Set task — Seek out every line containing the word "base", and copy each.

# Supplied entries start

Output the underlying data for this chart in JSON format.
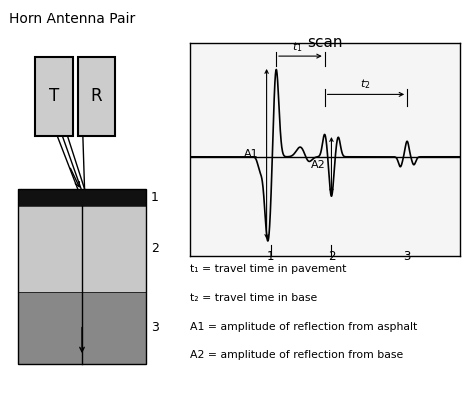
{
  "title": "Horn Antenna Pair",
  "bg_color": "#ffffff",
  "antenna_T_label": "T",
  "antenna_R_label": "R",
  "scan_label": "scan",
  "legend_lines": [
    "t₁ = travel time in pavement",
    "t₂ = travel time in base",
    "A1 = amplitude of reflection from asphalt",
    "A2 = amplitude of reflection from base"
  ],
  "ant_box_color": "#cccccc",
  "layer1_color": "#111111",
  "layer2_color": "#c8c8c8",
  "layer3_color": "#888888"
}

# Supplied entries end

Answer for the task —
    "t₂ = travel time in base",
    "A2 = amplitude of reflection from base"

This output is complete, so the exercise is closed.